-- BEGIN PROVIDED DATA --

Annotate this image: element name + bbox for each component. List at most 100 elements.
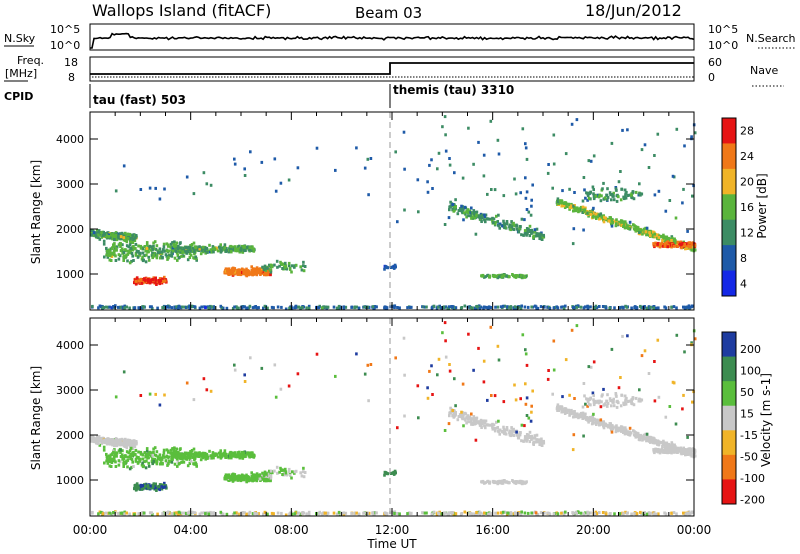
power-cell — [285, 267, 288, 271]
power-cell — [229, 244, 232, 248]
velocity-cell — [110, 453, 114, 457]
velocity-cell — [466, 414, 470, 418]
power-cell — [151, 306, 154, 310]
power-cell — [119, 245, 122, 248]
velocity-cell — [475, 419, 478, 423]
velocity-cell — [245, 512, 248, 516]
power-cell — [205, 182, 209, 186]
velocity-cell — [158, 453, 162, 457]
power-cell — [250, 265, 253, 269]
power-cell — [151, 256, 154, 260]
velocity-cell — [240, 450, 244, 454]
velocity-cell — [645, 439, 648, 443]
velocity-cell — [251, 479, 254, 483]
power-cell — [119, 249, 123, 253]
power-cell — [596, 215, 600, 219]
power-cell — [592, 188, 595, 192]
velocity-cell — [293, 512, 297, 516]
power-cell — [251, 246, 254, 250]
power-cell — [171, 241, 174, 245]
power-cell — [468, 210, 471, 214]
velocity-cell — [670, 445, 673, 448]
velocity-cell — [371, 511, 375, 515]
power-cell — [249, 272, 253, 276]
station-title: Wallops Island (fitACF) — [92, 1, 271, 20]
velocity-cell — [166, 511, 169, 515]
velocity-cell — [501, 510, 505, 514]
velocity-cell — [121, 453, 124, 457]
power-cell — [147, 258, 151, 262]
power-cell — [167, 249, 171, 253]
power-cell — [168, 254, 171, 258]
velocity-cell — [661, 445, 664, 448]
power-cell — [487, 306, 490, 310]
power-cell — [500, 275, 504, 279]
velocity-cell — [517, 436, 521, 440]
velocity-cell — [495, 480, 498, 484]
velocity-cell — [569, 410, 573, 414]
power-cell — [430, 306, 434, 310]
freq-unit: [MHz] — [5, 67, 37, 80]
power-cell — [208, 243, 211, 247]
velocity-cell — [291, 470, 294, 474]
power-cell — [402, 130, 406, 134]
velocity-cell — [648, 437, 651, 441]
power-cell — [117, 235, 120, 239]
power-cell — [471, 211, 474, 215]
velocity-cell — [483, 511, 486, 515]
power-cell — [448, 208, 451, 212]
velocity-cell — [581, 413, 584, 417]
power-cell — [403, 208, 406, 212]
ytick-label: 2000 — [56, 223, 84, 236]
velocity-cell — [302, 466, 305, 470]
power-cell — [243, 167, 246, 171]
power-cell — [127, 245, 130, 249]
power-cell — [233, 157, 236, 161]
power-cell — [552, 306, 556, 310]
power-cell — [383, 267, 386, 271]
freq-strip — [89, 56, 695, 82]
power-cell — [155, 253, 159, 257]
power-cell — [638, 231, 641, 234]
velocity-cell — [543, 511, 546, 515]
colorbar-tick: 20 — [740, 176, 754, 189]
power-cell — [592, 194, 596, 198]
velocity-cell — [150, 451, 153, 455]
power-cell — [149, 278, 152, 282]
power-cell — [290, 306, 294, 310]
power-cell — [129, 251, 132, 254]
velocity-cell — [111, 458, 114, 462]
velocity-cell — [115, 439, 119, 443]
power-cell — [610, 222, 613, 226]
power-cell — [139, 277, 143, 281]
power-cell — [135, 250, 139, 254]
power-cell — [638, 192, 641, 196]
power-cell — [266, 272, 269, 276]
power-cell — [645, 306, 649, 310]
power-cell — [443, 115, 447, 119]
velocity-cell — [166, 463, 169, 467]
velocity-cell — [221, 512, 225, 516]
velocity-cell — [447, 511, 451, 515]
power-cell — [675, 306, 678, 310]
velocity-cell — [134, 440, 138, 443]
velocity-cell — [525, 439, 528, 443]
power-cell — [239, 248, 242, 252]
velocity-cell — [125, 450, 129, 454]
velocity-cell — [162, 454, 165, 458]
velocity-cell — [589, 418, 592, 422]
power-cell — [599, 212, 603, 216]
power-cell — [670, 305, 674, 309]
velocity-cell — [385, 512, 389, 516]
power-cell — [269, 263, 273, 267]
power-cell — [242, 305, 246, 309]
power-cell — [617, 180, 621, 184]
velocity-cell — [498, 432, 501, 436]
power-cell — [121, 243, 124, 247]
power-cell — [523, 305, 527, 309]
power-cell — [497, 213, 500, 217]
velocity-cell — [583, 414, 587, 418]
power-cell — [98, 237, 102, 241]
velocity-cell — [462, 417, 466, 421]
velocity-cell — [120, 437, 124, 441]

-- END PROVIDED DATA --

### [WORK REQUIRED]
Copy every line of the records above word for word, and leave out the pictures.

### [THE RESULT]
Annotate this image: element name + bbox for each component. List at most 100 elements.
power-cell — [285, 267, 288, 271]
power-cell — [229, 244, 232, 248]
velocity-cell — [110, 453, 114, 457]
velocity-cell — [466, 414, 470, 418]
power-cell — [151, 306, 154, 310]
power-cell — [119, 245, 122, 248]
velocity-cell — [475, 419, 478, 423]
velocity-cell — [245, 512, 248, 516]
power-cell — [205, 182, 209, 186]
velocity-cell — [158, 453, 162, 457]
power-cell — [250, 265, 253, 269]
power-cell — [151, 256, 154, 260]
velocity-cell — [240, 450, 244, 454]
velocity-cell — [645, 439, 648, 443]
velocity-cell — [251, 479, 254, 483]
power-cell — [119, 249, 123, 253]
power-cell — [596, 215, 600, 219]
power-cell — [592, 188, 595, 192]
velocity-cell — [293, 512, 297, 516]
power-cell — [251, 246, 254, 250]
power-cell — [171, 241, 174, 245]
power-cell — [468, 210, 471, 214]
velocity-cell — [670, 445, 673, 448]
velocity-cell — [371, 511, 375, 515]
power-cell — [249, 272, 253, 276]
station-title: Wallops Island (fitACF) — [92, 1, 271, 20]
velocity-cell — [166, 511, 169, 515]
velocity-cell — [501, 510, 505, 514]
velocity-cell — [121, 453, 124, 457]
power-cell — [147, 258, 151, 262]
power-cell — [167, 249, 171, 253]
power-cell — [168, 254, 171, 258]
velocity-cell — [661, 445, 664, 448]
power-cell — [487, 306, 490, 310]
power-cell — [500, 275, 504, 279]
velocity-cell — [517, 436, 521, 440]
velocity-cell — [495, 480, 498, 484]
velocity-cell — [569, 410, 573, 414]
power-cell — [430, 306, 434, 310]
freq-unit: [MHz] — [5, 67, 37, 80]
power-cell — [208, 243, 211, 247]
velocity-cell — [291, 470, 294, 474]
power-cell — [402, 130, 406, 134]
velocity-cell — [648, 437, 651, 441]
power-cell — [117, 235, 120, 239]
power-cell — [471, 211, 474, 215]
velocity-cell — [483, 511, 486, 515]
power-cell — [448, 208, 451, 212]
velocity-cell — [581, 413, 584, 417]
power-cell — [403, 208, 406, 212]
ytick-label: 2000 — [56, 223, 84, 236]
velocity-cell — [302, 466, 305, 470]
power-cell — [243, 167, 246, 171]
power-cell — [127, 245, 130, 249]
power-cell — [233, 157, 236, 161]
power-cell — [552, 306, 556, 310]
power-cell — [383, 267, 386, 271]
freq-strip — [89, 56, 695, 82]
power-cell — [155, 253, 159, 257]
power-cell — [638, 231, 641, 234]
velocity-cell — [543, 511, 546, 515]
colorbar-tick: 20 — [740, 176, 754, 189]
power-cell — [592, 194, 596, 198]
velocity-cell — [150, 451, 153, 455]
power-cell — [149, 278, 152, 282]
power-cell — [290, 306, 294, 310]
power-cell — [129, 251, 132, 254]
velocity-cell — [111, 458, 114, 462]
velocity-cell — [115, 439, 119, 443]
power-cell — [610, 222, 613, 226]
power-cell — [139, 277, 143, 281]
power-cell — [135, 250, 139, 254]
power-cell — [638, 192, 641, 196]
power-cell — [266, 272, 269, 276]
power-cell — [645, 306, 649, 310]
power-cell — [443, 115, 447, 119]
velocity-cell — [166, 463, 169, 467]
velocity-cell — [221, 512, 225, 516]
velocity-cell — [447, 511, 451, 515]
power-cell — [675, 306, 678, 310]
velocity-cell — [134, 440, 138, 443]
velocity-cell — [525, 439, 528, 443]
power-cell — [239, 248, 242, 252]
velocity-cell — [125, 450, 129, 454]
velocity-cell — [162, 454, 165, 458]
velocity-cell — [589, 418, 592, 422]
power-cell — [599, 212, 603, 216]
power-cell — [670, 305, 674, 309]
velocity-cell — [385, 512, 389, 516]
power-cell — [269, 263, 273, 267]
power-cell — [242, 305, 246, 309]
power-cell — [617, 180, 621, 184]
velocity-cell — [498, 432, 501, 436]
power-cell — [121, 243, 124, 247]
power-cell — [523, 305, 527, 309]
power-cell — [497, 213, 500, 217]
velocity-cell — [583, 414, 587, 418]
power-cell — [98, 237, 102, 241]
velocity-cell — [462, 417, 466, 421]
velocity-cell — [120, 437, 124, 441]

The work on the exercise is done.